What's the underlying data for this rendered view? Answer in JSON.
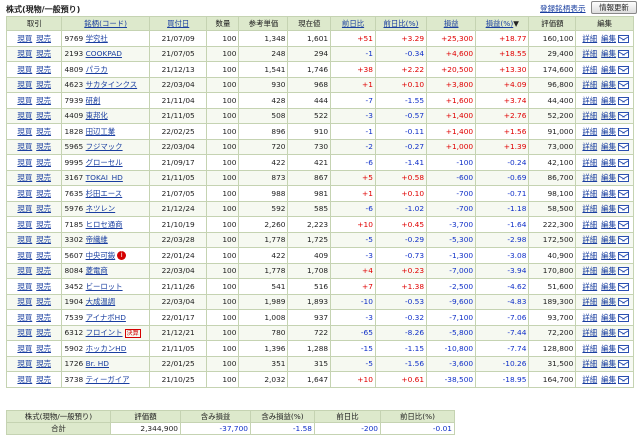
{
  "header": {
    "title": "株式(現物/一般預り)",
    "register_link": "登録銘柄表示",
    "refresh_button": "情報更新"
  },
  "columns": {
    "trade": "取引",
    "code": "銘柄(コード)",
    "buy_date": "買付日",
    "qty": "数量",
    "ref_price": "参考単価",
    "cur_price": "現在値",
    "day_change": "前日比",
    "day_change_pct": "前日比(%)",
    "pl": "損益",
    "pl_pct": "損益(%)",
    "sort_mark": "▼",
    "value": "評価額",
    "edit": "編集"
  },
  "actions": {
    "buy": "現買",
    "sell": "現売",
    "detail": "詳細",
    "edit": "編集"
  },
  "rows": [
    {
      "code": "9769",
      "name": "学究社",
      "date": "21/07/09",
      "qty": "100",
      "ref": "1,348",
      "cur": "1,601",
      "chg": "+51",
      "chgp": "+3.29",
      "pl": "+25,300",
      "plp": "+18.77",
      "val": "160,100"
    },
    {
      "code": "2193",
      "name": "COOKPAD",
      "date": "21/07/05",
      "qty": "100",
      "ref": "248",
      "cur": "294",
      "chg": "-1",
      "chgp": "-0.34",
      "pl": "+4,600",
      "plp": "+18.55",
      "val": "29,400"
    },
    {
      "code": "4809",
      "name": "パラカ",
      "date": "21/12/13",
      "qty": "100",
      "ref": "1,541",
      "cur": "1,746",
      "chg": "+38",
      "chgp": "+2.22",
      "pl": "+20,500",
      "plp": "+13.30",
      "val": "174,600"
    },
    {
      "code": "4623",
      "name": "サカタインクス",
      "date": "22/03/04",
      "qty": "100",
      "ref": "930",
      "cur": "968",
      "chg": "+1",
      "chgp": "+0.10",
      "pl": "+3,800",
      "plp": "+4.09",
      "val": "96,800"
    },
    {
      "code": "7939",
      "name": "研創",
      "date": "21/11/04",
      "qty": "100",
      "ref": "428",
      "cur": "444",
      "chg": "-7",
      "chgp": "-1.55",
      "pl": "+1,600",
      "plp": "+3.74",
      "val": "44,400"
    },
    {
      "code": "4409",
      "name": "東邦化",
      "date": "21/11/05",
      "qty": "100",
      "ref": "508",
      "cur": "522",
      "chg": "-3",
      "chgp": "-0.57",
      "pl": "+1,400",
      "plp": "+2.76",
      "val": "52,200"
    },
    {
      "code": "1828",
      "name": "田辺工業",
      "date": "22/02/25",
      "qty": "100",
      "ref": "896",
      "cur": "910",
      "chg": "-1",
      "chgp": "-0.11",
      "pl": "+1,400",
      "plp": "+1.56",
      "val": "91,000"
    },
    {
      "code": "5965",
      "name": "フジマック",
      "date": "22/03/04",
      "qty": "100",
      "ref": "720",
      "cur": "730",
      "chg": "-2",
      "chgp": "-0.27",
      "pl": "+1,000",
      "plp": "+1.39",
      "val": "73,000"
    },
    {
      "code": "9995",
      "name": "グローセル",
      "date": "21/09/17",
      "qty": "100",
      "ref": "422",
      "cur": "421",
      "chg": "-6",
      "chgp": "-1.41",
      "pl": "-100",
      "plp": "-0.24",
      "val": "42,100"
    },
    {
      "code": "3167",
      "name": "TOKAI_HD",
      "date": "21/11/05",
      "qty": "100",
      "ref": "873",
      "cur": "867",
      "chg": "+5",
      "chgp": "+0.58",
      "pl": "-600",
      "plp": "-0.69",
      "val": "86,700"
    },
    {
      "code": "7635",
      "name": "杉田エース",
      "date": "21/07/05",
      "qty": "100",
      "ref": "988",
      "cur": "981",
      "chg": "+1",
      "chgp": "+0.10",
      "pl": "-700",
      "plp": "-0.71",
      "val": "98,100"
    },
    {
      "code": "5976",
      "name": "ネツレン",
      "date": "21/12/24",
      "qty": "100",
      "ref": "592",
      "cur": "585",
      "chg": "-6",
      "chgp": "-1.02",
      "pl": "-700",
      "plp": "-1.18",
      "val": "58,500"
    },
    {
      "code": "7185",
      "name": "ヒロセ通商",
      "date": "21/10/19",
      "qty": "100",
      "ref": "2,260",
      "cur": "2,223",
      "chg": "+10",
      "chgp": "+0.45",
      "pl": "-3,700",
      "plp": "-1.64",
      "val": "222,300"
    },
    {
      "code": "3302",
      "name": "帝繊維",
      "date": "22/03/28",
      "qty": "100",
      "ref": "1,778",
      "cur": "1,725",
      "chg": "-5",
      "chgp": "-0.29",
      "pl": "-5,300",
      "plp": "-2.98",
      "val": "172,500"
    },
    {
      "code": "5607",
      "name": "中央可鍛",
      "date": "22/01/24",
      "qty": "100",
      "ref": "422",
      "cur": "409",
      "chg": "-3",
      "chgp": "-0.73",
      "pl": "-1,300",
      "plp": "-3.08",
      "val": "40,900",
      "badge": "info"
    },
    {
      "code": "8084",
      "name": "菱電商",
      "date": "22/03/04",
      "qty": "100",
      "ref": "1,778",
      "cur": "1,708",
      "chg": "+4",
      "chgp": "+0.23",
      "pl": "-7,000",
      "plp": "-3.94",
      "val": "170,800"
    },
    {
      "code": "3452",
      "name": "ビーロット",
      "date": "21/11/26",
      "qty": "100",
      "ref": "541",
      "cur": "516",
      "chg": "+7",
      "chgp": "+1.38",
      "pl": "-2,500",
      "plp": "-4.62",
      "val": "51,600"
    },
    {
      "code": "1904",
      "name": "大成温調",
      "date": "22/03/04",
      "qty": "100",
      "ref": "1,989",
      "cur": "1,893",
      "chg": "-10",
      "chgp": "-0.53",
      "pl": "-9,600",
      "plp": "-4.83",
      "val": "189,300"
    },
    {
      "code": "7539",
      "name": "アイナボHD",
      "date": "22/01/17",
      "qty": "100",
      "ref": "1,008",
      "cur": "937",
      "chg": "-3",
      "chgp": "-0.32",
      "pl": "-7,100",
      "plp": "-7.06",
      "val": "93,700"
    },
    {
      "code": "6312",
      "name": "フロイント",
      "date": "21/12/21",
      "qty": "100",
      "ref": "780",
      "cur": "722",
      "chg": "-65",
      "chgp": "-8.26",
      "pl": "-5,800",
      "plp": "-7.44",
      "val": "72,200",
      "badge": "ex",
      "badge_text": "決算"
    },
    {
      "code": "5902",
      "name": "ホッカンHD",
      "date": "21/11/05",
      "qty": "100",
      "ref": "1,396",
      "cur": "1,288",
      "chg": "-15",
      "chgp": "-1.15",
      "pl": "-10,800",
      "plp": "-7.74",
      "val": "128,800"
    },
    {
      "code": "1726",
      "name": "Br. HD",
      "date": "22/01/25",
      "qty": "100",
      "ref": "351",
      "cur": "315",
      "chg": "-5",
      "chgp": "-1.56",
      "pl": "-3,600",
      "plp": "-10.26",
      "val": "31,500"
    },
    {
      "code": "3738",
      "name": "ティーガイア",
      "date": "21/10/25",
      "qty": "100",
      "ref": "2,032",
      "cur": "1,647",
      "chg": "+10",
      "chgp": "+0.61",
      "pl": "-38,500",
      "plp": "-18.95",
      "val": "164,700"
    }
  ],
  "summary": {
    "label1": "株式(現物/一般預り)",
    "label2": "合計",
    "h_value": "評価額",
    "h_pl": "含み損益",
    "h_pl_pct": "含み損益(%)",
    "h_day": "前日比",
    "h_day_pct": "前日比(%)",
    "value": "2,344,900",
    "pl": "-37,700",
    "pl_pct": "-1.58",
    "day": "-200",
    "day_pct": "-0.01"
  },
  "colors": {
    "positive": "#e00000",
    "negative": "#1030c8",
    "header_bg": "#dde9cc",
    "link": "#1a3fa0"
  }
}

### Work required:
Transcribe all of the entries word for word, but skip any pictures they contain.

### Full answer:
What's the underlying data for this rendered view? Answer in JSON.
{
  "header": {
    "title": "株式(現物/一般預り)",
    "register_link": "登録銘柄表示",
    "refresh_button": "情報更新"
  },
  "columns": {
    "trade": "取引",
    "code": "銘柄(コード)",
    "buy_date": "買付日",
    "qty": "数量",
    "ref_price": "参考単価",
    "cur_price": "現在値",
    "day_change": "前日比",
    "day_change_pct": "前日比(%)",
    "pl": "損益",
    "pl_pct": "損益(%)",
    "sort_mark": "▼",
    "value": "評価額",
    "edit": "編集"
  },
  "actions": {
    "buy": "現買",
    "sell": "現売",
    "detail": "詳細",
    "edit": "編集"
  },
  "rows": [
    {
      "code": "9769",
      "name": "学究社",
      "date": "21/07/09",
      "qty": "100",
      "ref": "1,348",
      "cur": "1,601",
      "chg": "+51",
      "chgp": "+3.29",
      "pl": "+25,300",
      "plp": "+18.77",
      "val": "160,100"
    },
    {
      "code": "2193",
      "name": "COOKPAD",
      "date": "21/07/05",
      "qty": "100",
      "ref": "248",
      "cur": "294",
      "chg": "-1",
      "chgp": "-0.34",
      "pl": "+4,600",
      "plp": "+18.55",
      "val": "29,400"
    },
    {
      "code": "4809",
      "name": "パラカ",
      "date": "21/12/13",
      "qty": "100",
      "ref": "1,541",
      "cur": "1,746",
      "chg": "+38",
      "chgp": "+2.22",
      "pl": "+20,500",
      "plp": "+13.30",
      "val": "174,600"
    },
    {
      "code": "4623",
      "name": "サカタインクス",
      "date": "22/03/04",
      "qty": "100",
      "ref": "930",
      "cur": "968",
      "chg": "+1",
      "chgp": "+0.10",
      "pl": "+3,800",
      "plp": "+4.09",
      "val": "96,800"
    },
    {
      "code": "7939",
      "name": "研創",
      "date": "21/11/04",
      "qty": "100",
      "ref": "428",
      "cur": "444",
      "chg": "-7",
      "chgp": "-1.55",
      "pl": "+1,600",
      "plp": "+3.74",
      "val": "44,400"
    },
    {
      "code": "4409",
      "name": "東邦化",
      "date": "21/11/05",
      "qty": "100",
      "ref": "508",
      "cur": "522",
      "chg": "-3",
      "chgp": "-0.57",
      "pl": "+1,400",
      "plp": "+2.76",
      "val": "52,200"
    },
    {
      "code": "1828",
      "name": "田辺工業",
      "date": "22/02/25",
      "qty": "100",
      "ref": "896",
      "cur": "910",
      "chg": "-1",
      "chgp": "-0.11",
      "pl": "+1,400",
      "plp": "+1.56",
      "val": "91,000"
    },
    {
      "code": "5965",
      "name": "フジマック",
      "date": "22/03/04",
      "qty": "100",
      "ref": "720",
      "cur": "730",
      "chg": "-2",
      "chgp": "-0.27",
      "pl": "+1,000",
      "plp": "+1.39",
      "val": "73,000"
    },
    {
      "code": "9995",
      "name": "グローセル",
      "date": "21/09/17",
      "qty": "100",
      "ref": "422",
      "cur": "421",
      "chg": "-6",
      "chgp": "-1.41",
      "pl": "-100",
      "plp": "-0.24",
      "val": "42,100"
    },
    {
      "code": "3167",
      "name": "TOKAI_HD",
      "date": "21/11/05",
      "qty": "100",
      "ref": "873",
      "cur": "867",
      "chg": "+5",
      "chgp": "+0.58",
      "pl": "-600",
      "plp": "-0.69",
      "val": "86,700"
    },
    {
      "code": "7635",
      "name": "杉田エース",
      "date": "21/07/05",
      "qty": "100",
      "ref": "988",
      "cur": "981",
      "chg": "+1",
      "chgp": "+0.10",
      "pl": "-700",
      "plp": "-0.71",
      "val": "98,100"
    },
    {
      "code": "5976",
      "name": "ネツレン",
      "date": "21/12/24",
      "qty": "100",
      "ref": "592",
      "cur": "585",
      "chg": "-6",
      "chgp": "-1.02",
      "pl": "-700",
      "plp": "-1.18",
      "val": "58,500"
    },
    {
      "code": "7185",
      "name": "ヒロセ通商",
      "date": "21/10/19",
      "qty": "100",
      "ref": "2,260",
      "cur": "2,223",
      "chg": "+10",
      "chgp": "+0.45",
      "pl": "-3,700",
      "plp": "-1.64",
      "val": "222,300"
    },
    {
      "code": "3302",
      "name": "帝繊維",
      "date": "22/03/28",
      "qty": "100",
      "ref": "1,778",
      "cur": "1,725",
      "chg": "-5",
      "chgp": "-0.29",
      "pl": "-5,300",
      "plp": "-2.98",
      "val": "172,500"
    },
    {
      "code": "5607",
      "name": "中央可鍛",
      "date": "22/01/24",
      "qty": "100",
      "ref": "422",
      "cur": "409",
      "chg": "-3",
      "chgp": "-0.73",
      "pl": "-1,300",
      "plp": "-3.08",
      "val": "40,900",
      "badge": "info"
    },
    {
      "code": "8084",
      "name": "菱電商",
      "date": "22/03/04",
      "qty": "100",
      "ref": "1,778",
      "cur": "1,708",
      "chg": "+4",
      "chgp": "+0.23",
      "pl": "-7,000",
      "plp": "-3.94",
      "val": "170,800"
    },
    {
      "code": "3452",
      "name": "ビーロット",
      "date": "21/11/26",
      "qty": "100",
      "ref": "541",
      "cur": "516",
      "chg": "+7",
      "chgp": "+1.38",
      "pl": "-2,500",
      "plp": "-4.62",
      "val": "51,600"
    },
    {
      "code": "1904",
      "name": "大成温調",
      "date": "22/03/04",
      "qty": "100",
      "ref": "1,989",
      "cur": "1,893",
      "chg": "-10",
      "chgp": "-0.53",
      "pl": "-9,600",
      "plp": "-4.83",
      "val": "189,300"
    },
    {
      "code": "7539",
      "name": "アイナボHD",
      "date": "22/01/17",
      "qty": "100",
      "ref": "1,008",
      "cur": "937",
      "chg": "-3",
      "chgp": "-0.32",
      "pl": "-7,100",
      "plp": "-7.06",
      "val": "93,700"
    },
    {
      "code": "6312",
      "name": "フロイント",
      "date": "21/12/21",
      "qty": "100",
      "ref": "780",
      "cur": "722",
      "chg": "-65",
      "chgp": "-8.26",
      "pl": "-5,800",
      "plp": "-7.44",
      "val": "72,200",
      "badge": "ex",
      "badge_text": "決算"
    },
    {
      "code": "5902",
      "name": "ホッカンHD",
      "date": "21/11/05",
      "qty": "100",
      "ref": "1,396",
      "cur": "1,288",
      "chg": "-15",
      "chgp": "-1.15",
      "pl": "-10,800",
      "plp": "-7.74",
      "val": "128,800"
    },
    {
      "code": "1726",
      "name": "Br. HD",
      "date": "22/01/25",
      "qty": "100",
      "ref": "351",
      "cur": "315",
      "chg": "-5",
      "chgp": "-1.56",
      "pl": "-3,600",
      "plp": "-10.26",
      "val": "31,500"
    },
    {
      "code": "3738",
      "name": "ティーガイア",
      "date": "21/10/25",
      "qty": "100",
      "ref": "2,032",
      "cur": "1,647",
      "chg": "+10",
      "chgp": "+0.61",
      "pl": "-38,500",
      "plp": "-18.95",
      "val": "164,700"
    }
  ],
  "summary": {
    "label1": "株式(現物/一般預り)",
    "label2": "合計",
    "h_value": "評価額",
    "h_pl": "含み損益",
    "h_pl_pct": "含み損益(%)",
    "h_day": "前日比",
    "h_day_pct": "前日比(%)",
    "value": "2,344,900",
    "pl": "-37,700",
    "pl_pct": "-1.58",
    "day": "-200",
    "day_pct": "-0.01"
  },
  "colors": {
    "positive": "#e00000",
    "negative": "#1030c8",
    "header_bg": "#dde9cc",
    "link": "#1a3fa0"
  }
}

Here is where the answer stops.